Problem to work on:
Of all the lines in the material below, how many include the string "commun"? Give the number only.

>> start Exercise material

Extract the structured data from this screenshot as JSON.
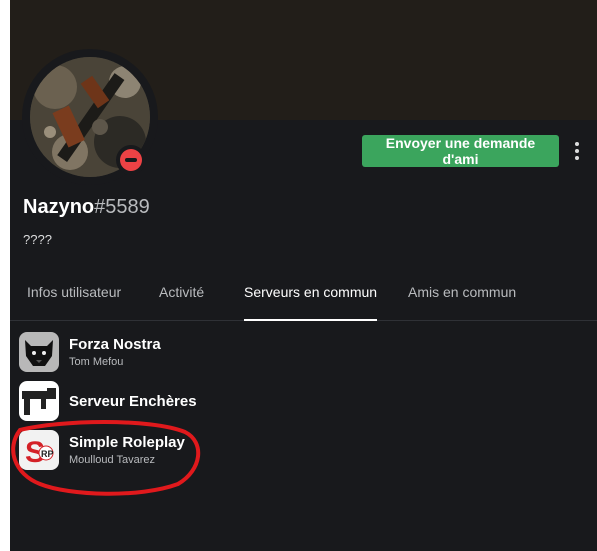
{
  "profile": {
    "username": "Nazyno",
    "discriminator": "#5589",
    "custom_status": "????",
    "status": "do-not-disturb",
    "status_color": "#ed4245"
  },
  "actions": {
    "friend_request_label": "Envoyer une demande d'ami",
    "friend_request_color": "#3ba55d",
    "more_icon": "more-vertical-icon"
  },
  "tabs": [
    {
      "label": "Infos utilisateur",
      "active": false
    },
    {
      "label": "Activité",
      "active": false
    },
    {
      "label": "Serveurs en commun",
      "active": true
    },
    {
      "label": "Amis en commun",
      "active": false
    }
  ],
  "servers": [
    {
      "name": "Forza Nostra",
      "nickname": "Tom Mefou",
      "icon": "forza-nostra-panther-icon"
    },
    {
      "name": "Serveur Enchères",
      "nickname": "",
      "icon": "serveur-encheres-gun-icon"
    },
    {
      "name": "Simple Roleplay",
      "nickname": "Moulloud Tavarez",
      "icon": "simple-roleplay-logo-icon"
    }
  ],
  "annotation": {
    "shape": "red-circle-highlight",
    "color": "#e0191c"
  }
}
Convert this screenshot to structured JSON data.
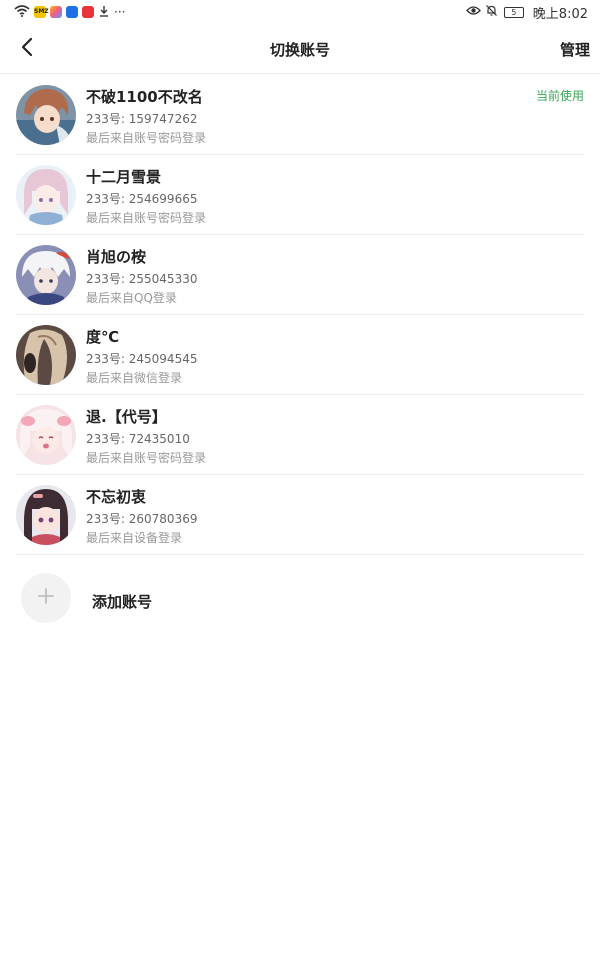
{
  "statusbar": {
    "app_badges": [
      "SMZ",
      "",
      "",
      "",
      ""
    ],
    "more": "···",
    "battery": "5",
    "time": "晚上8:02"
  },
  "header": {
    "title": "切换账号",
    "manage": "管理"
  },
  "accounts": [
    {
      "name": "不破1100不改名",
      "id": "233号: 159747262",
      "login": "最后来自账号密码登录",
      "current": "当前使用"
    },
    {
      "name": "十二月雪景",
      "id": "233号: 254699665",
      "login": "最后来自账号密码登录"
    },
    {
      "name": "肖旭の桉",
      "id": "233号: 255045330",
      "login": "最后来自QQ登录"
    },
    {
      "name": "度℃",
      "id": "233号: 245094545",
      "login": "最后来自微信登录"
    },
    {
      "name": "退.【代号】",
      "id": "233号: 72435010",
      "login": "最后来自账号密码登录"
    },
    {
      "name": "不忘初衷",
      "id": "233号: 260780369",
      "login": "最后来自设备登录"
    }
  ],
  "add_account": {
    "label": "添加账号"
  },
  "colors": {
    "accent_green": "#3aa757",
    "divider": "#ececec",
    "secondary_text": "#666666",
    "tertiary_text": "#999999"
  },
  "icons": [
    "wifi-icon",
    "download-icon",
    "eye-icon",
    "bell-off-icon",
    "battery-icon",
    "back-arrow-icon",
    "plus-icon"
  ]
}
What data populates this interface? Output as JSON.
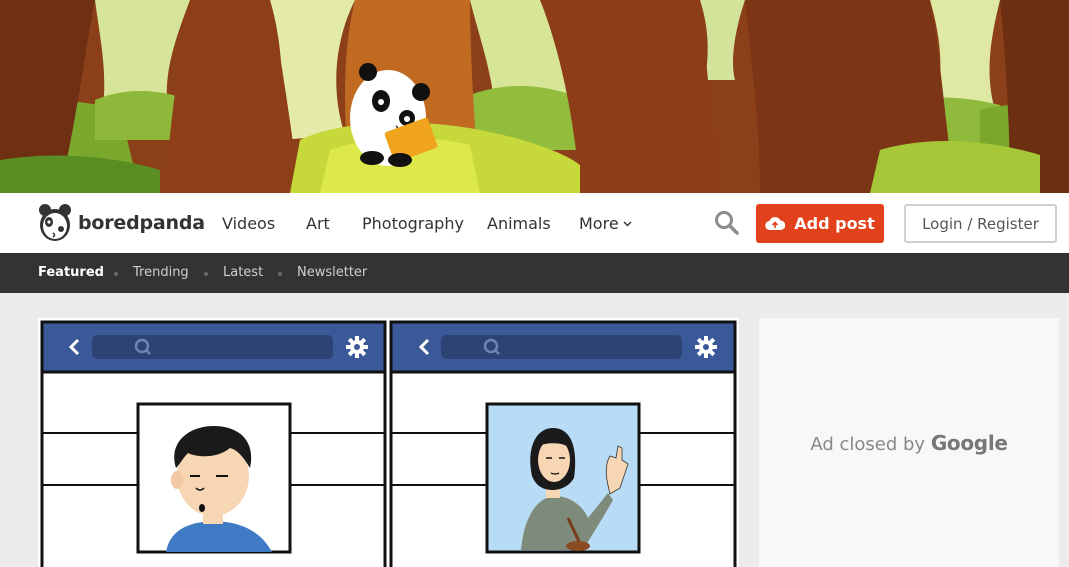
{
  "brand": {
    "name": "boredpanda"
  },
  "nav": {
    "links": [
      "Videos",
      "Art",
      "Photography",
      "Animals",
      "More"
    ],
    "add_post": "Add post",
    "login": "Login / Register"
  },
  "subnav": {
    "items": [
      "Featured",
      "Trending",
      "Latest",
      "Newsletter"
    ],
    "active": "Featured"
  },
  "ad": {
    "prefix": "Ad closed by",
    "brand": "Google"
  },
  "icons": [
    "panda-logo-icon",
    "chevron-down-icon",
    "search-icon",
    "cloud-upload-icon",
    "back-arrow-icon",
    "gear-icon"
  ],
  "colors": {
    "accent": "#e1421b",
    "subnav_bg": "#333333",
    "comic_header": "#3b5998"
  }
}
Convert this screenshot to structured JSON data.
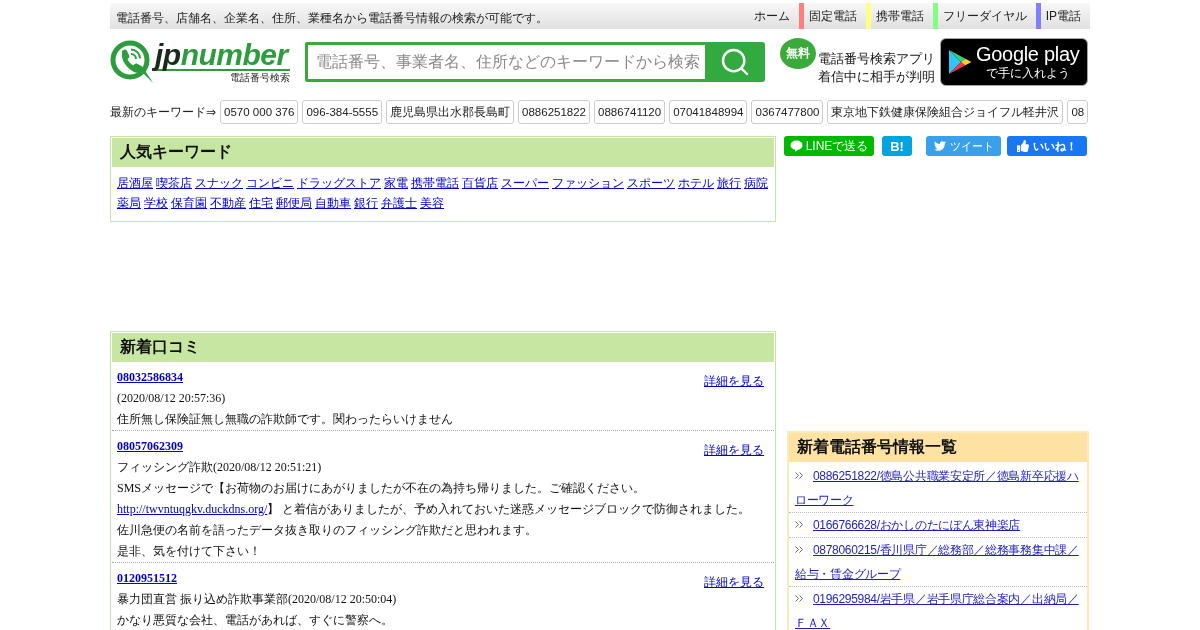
{
  "top_bar": {
    "tagline": "電話番号、店舗名、企業名、住所、業種名から電話番号情報の検索が可能です。",
    "nav": [
      {
        "label": "ホーム"
      },
      {
        "label": "固定電話",
        "color": "#ff7f7f"
      },
      {
        "label": "携帯電話",
        "color": "#ffff80"
      },
      {
        "label": "フリーダイヤル",
        "color": "#80ff80"
      },
      {
        "label": "IP電話",
        "color": "#8080ff"
      }
    ]
  },
  "header": {
    "logo": {
      "wordmark_dark": "jp",
      "wordmark_green": "number",
      "tagline": "電話番号検索"
    },
    "search": {
      "placeholder": "電話番号、事業者名、住所などのキーワードから検索"
    },
    "app_promo": {
      "badge": "無料",
      "lines": [
        "電話番号検索アプリ",
        "着信中に相手が判明"
      ]
    },
    "store_badge": {
      "title": "Google play",
      "subtitle": "で手に入れよう"
    }
  },
  "latest_keywords": {
    "label": "最新のキーワード⇒",
    "items": [
      "0570 000 376",
      "096-384-5555",
      "鹿児島県出水郡長島町",
      "0886251822",
      "0886741120",
      "07041848994",
      "0367477800",
      "東京地下鉄健康保険組合ジョイフル軽井沢",
      "08"
    ]
  },
  "popular_keywords": {
    "title": "人気キーワード",
    "items": [
      "居酒屋",
      "喫茶店",
      "スナック",
      "コンビニ",
      "ドラッグストア",
      "家電",
      "携帯電話",
      "百貨店",
      "スーパー",
      "ファッション",
      "スポーツ",
      "ホテル",
      "旅行",
      "病院",
      "薬局",
      "学校",
      "保育園",
      "不動産",
      "住宅",
      "郵便局",
      "自動車",
      "銀行",
      "弁護士",
      "美容"
    ]
  },
  "share_buttons": [
    {
      "kind": "line",
      "label": "LINEで送る"
    },
    {
      "kind": "hatena",
      "label": "B!"
    },
    {
      "kind": "twitter",
      "label": "ツイート"
    },
    {
      "kind": "facebook",
      "label": "いいね！"
    }
  ],
  "reviews": {
    "title": "新着口コミ",
    "items": [
      {
        "number": "08032586834",
        "detail_link": "詳細を見る",
        "heading": "(2020/08/12 20:57:36)",
        "lines": [
          {
            "text": "住所無し保険証無し無職の詐欺師です。関わったらいけません"
          }
        ]
      },
      {
        "number": "08057062309",
        "detail_link": "詳細を見る",
        "heading": "フィッシング詐欺(2020/08/12 20:51:21)",
        "lines": [
          {
            "text": "SMSメッセージで【お荷物のお届けにあがりましたが不在の為持ち帰りました。ご確認ください。"
          },
          {
            "link": "http://twvntuqgkv.duckdns.org/",
            "text": "】 と着信がありましたが、予め入れておいた迷惑メッセージブロックで防御されました。"
          },
          {
            "text": "佐川急便の名前を語ったデータ抜き取りのフィッシング詐欺だと思われます。"
          },
          {
            "text": "是非、気を付けて下さい！"
          }
        ]
      },
      {
        "number": "0120951512",
        "detail_link": "詳細を見る",
        "heading": "暴力団直営 振り込め詐欺事業部(2020/08/12 20:50:04)",
        "lines": [
          {
            "text": "かなり悪質な会社、電話があれば、すぐに警察へ。"
          }
        ]
      }
    ]
  },
  "new_numbers": {
    "title": "新着電話番号情報一覧",
    "items": [
      "0886251822/徳島公共職業安定所／徳島新卒応援ハローワーク",
      "0166766628/おかしのたにぽん東神楽店",
      "0878060215/香川県庁／総務部／総務事務集中課／給与・賃金グループ",
      "0196295984/岩手県／岩手県庁総合案内／出納局／ＦＡＸ"
    ]
  }
}
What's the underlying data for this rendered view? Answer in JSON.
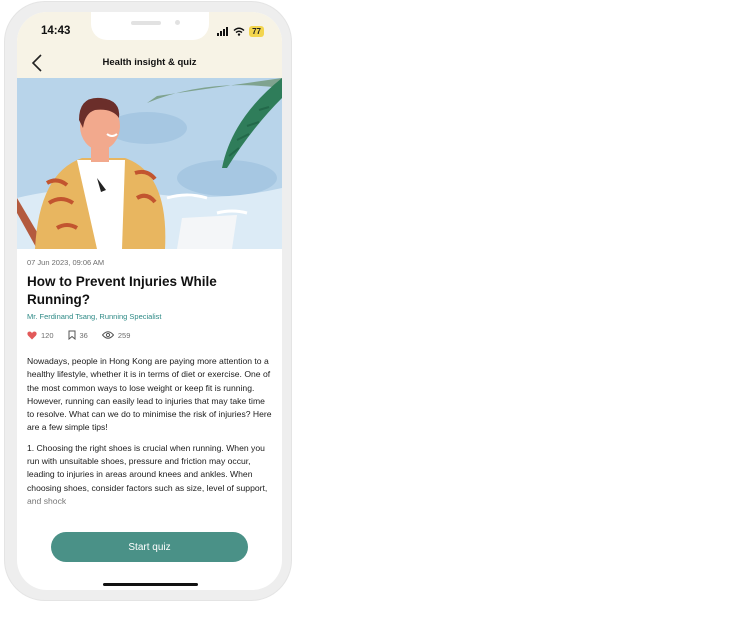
{
  "status_bar": {
    "time": "14:43",
    "battery": "77"
  },
  "header": {
    "title": "Health insight & quiz"
  },
  "article": {
    "date": "07 Jun 2023, 09:06 AM",
    "title": "How to Prevent Injuries While Running?",
    "author": "Mr. Ferdinand Tsang, Running Specialist",
    "likes": "120",
    "bookmarks": "36",
    "views": "259",
    "paragraph1": "Nowadays, people in Hong Kong are paying more attention to a healthy lifestyle, whether it is in terms of diet or exercise. One of the most common ways to lose weight or keep fit is running. However, running can easily lead to injuries that may take time to resolve. What can we do to minimise the risk of injuries? Here are a few simple tips!",
    "paragraph2": "1. Choosing the right shoes is crucial when running. When you run with unsuitable shoes, pressure and friction may occur, leading to injuries in areas around knees and ankles. When choosing shoes, consider factors such as size, level of support, and shock"
  },
  "actions": {
    "start_quiz": "Start quiz"
  },
  "colors": {
    "accent": "#4a9187",
    "header_bg": "#f7f3e6",
    "link": "#2e8a86",
    "like": "#e25a5a"
  }
}
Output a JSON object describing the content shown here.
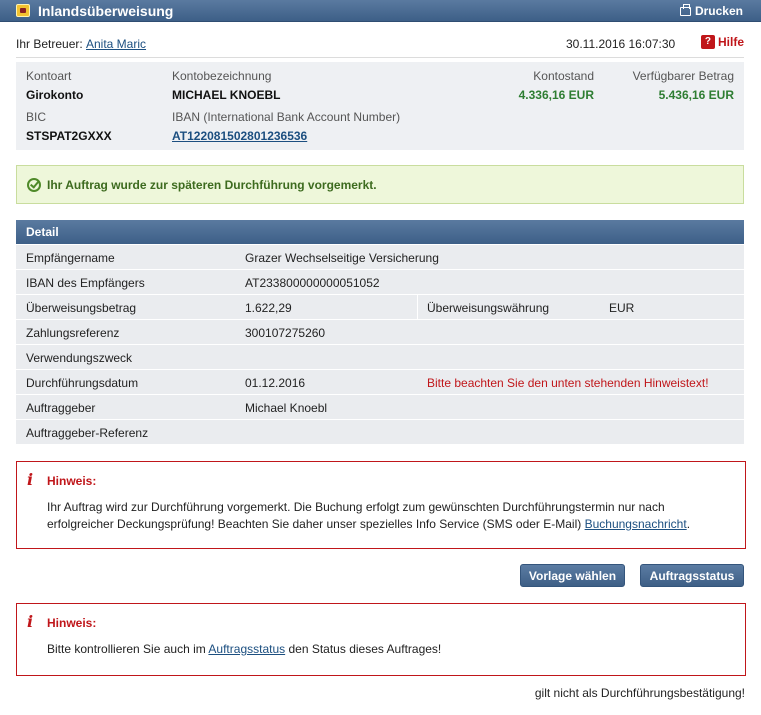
{
  "window": {
    "title": "Inlandsüberweisung",
    "print_label": "Drucken"
  },
  "advisor": {
    "label": "Ihr Betreuer:",
    "name": "Anita Maric",
    "datetime": "30.11.2016 16:07:30",
    "help_label": "Hilfe"
  },
  "account": {
    "type_label": "Kontoart",
    "type_value": "Girokonto",
    "name_label": "Kontobezeichnung",
    "name_value": "MICHAEL KNOEBL",
    "balance_label": "Kontostand",
    "balance_value": "4.336,16 EUR",
    "available_label": "Verfügbarer Betrag",
    "available_value": "5.436,16 EUR",
    "bic_label": "BIC",
    "bic_value": "STSPAT2GXXX",
    "iban_label": "IBAN (International Bank Account Number)",
    "iban_value": "AT122081502801236536"
  },
  "success": {
    "message": "Ihr Auftrag wurde zur späteren Durchführung vorgemerkt."
  },
  "detail": {
    "header": "Detail",
    "rows": {
      "recipient_label": "Empfängername",
      "recipient_value": "Grazer Wechselseitige Versicherung",
      "iban_label": "IBAN des Empfängers",
      "iban_value": "AT233800000000051052",
      "amount_label": "Überweisungsbetrag",
      "amount_value": "1.622,29",
      "currency_label": "Überweisungswährung",
      "currency_value": "EUR",
      "reference_label": "Zahlungsreferenz",
      "reference_value": "300107275260",
      "purpose_label": "Verwendungszweck",
      "date_label": "Durchführungsdatum",
      "date_value": "01.12.2016",
      "date_warning": "Bitte beachten Sie den unten stehenden Hinweistext!",
      "orderer_label": "Auftraggeber",
      "orderer_value": "Michael Knoebl",
      "orderer_ref_label": "Auftraggeber-Referenz"
    }
  },
  "hint1": {
    "title": "Hinweis:",
    "text": "Ihr Auftrag wird zur Durchführung vorgemerkt. Die Buchung erfolgt zum gewünschten Durchführungstermin nur nach erfolgreicher Deckungsprüfung! Beachten Sie daher unser spezielles Info Service (SMS oder E-Mail)",
    "link": "Buchungsnachricht",
    "suffix": "."
  },
  "buttons": {
    "template": "Vorlage wählen",
    "status": "Auftragsstatus"
  },
  "hint2": {
    "title": "Hinweis:",
    "prefix": "Bitte kontrollieren Sie auch im",
    "link": "Auftragsstatus",
    "suffix": "den Status dieses Auftrages!"
  },
  "footer": {
    "note": "gilt nicht als Durchführungsbestätigung!"
  }
}
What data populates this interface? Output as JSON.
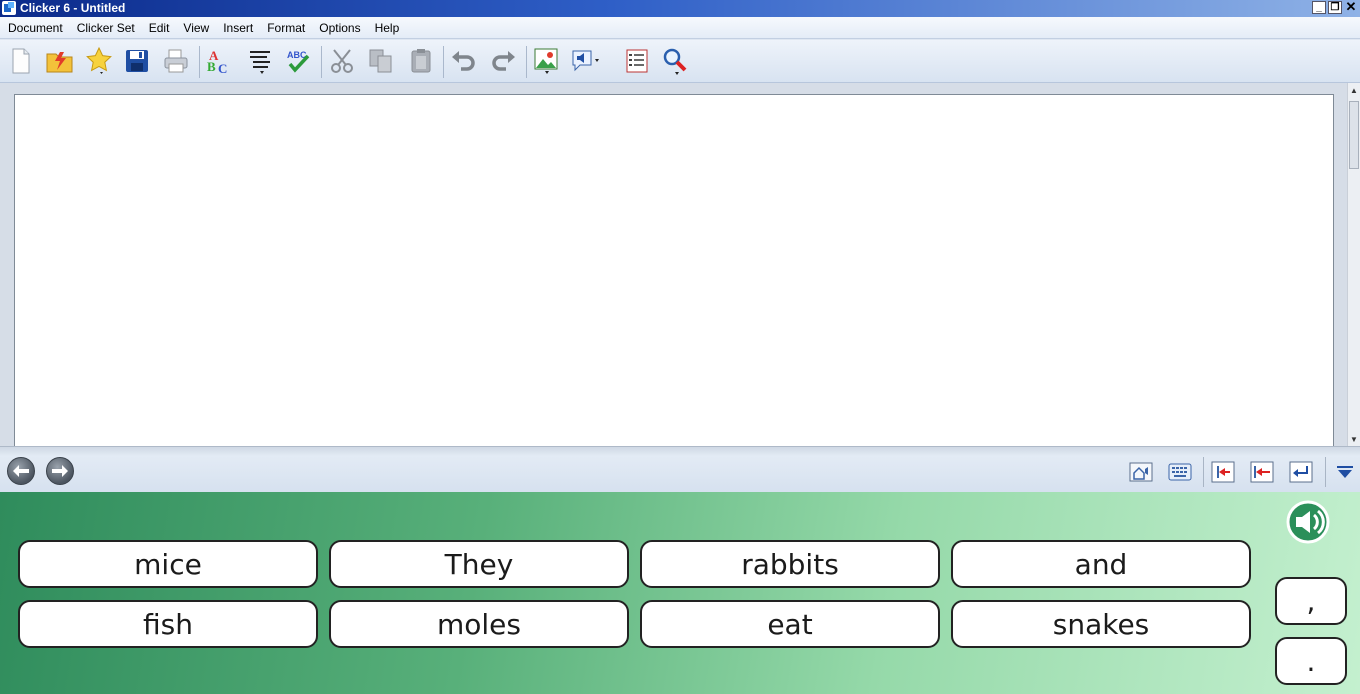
{
  "window": {
    "title": "Clicker 6 - Untitled"
  },
  "menu": [
    "Document",
    "Clicker Set",
    "Edit",
    "View",
    "Insert",
    "Format",
    "Options",
    "Help"
  ],
  "toolbar_icons": [
    "new-document-icon",
    "open-folder-icon",
    "favourites-star-icon",
    "save-icon",
    "print-icon",
    "spelling-abc-icon",
    "text-lines-icon",
    "spellcheck-abc-icon",
    "cut-icon",
    "copy-icon",
    "paste-icon",
    "undo-icon",
    "redo-icon",
    "picture-icon",
    "speech-icon",
    "list-icon",
    "magnifier-icon"
  ],
  "grid": {
    "words": [
      "mice",
      "They",
      "rabbits",
      "and",
      "fish",
      "moles",
      "eat",
      "snakes"
    ],
    "punctuation": [
      ",",
      "."
    ]
  },
  "colors": {
    "grid_start": "#2f8c5c",
    "grid_end": "#c4f0cf"
  }
}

>> end Exercise material

Exercise result:
2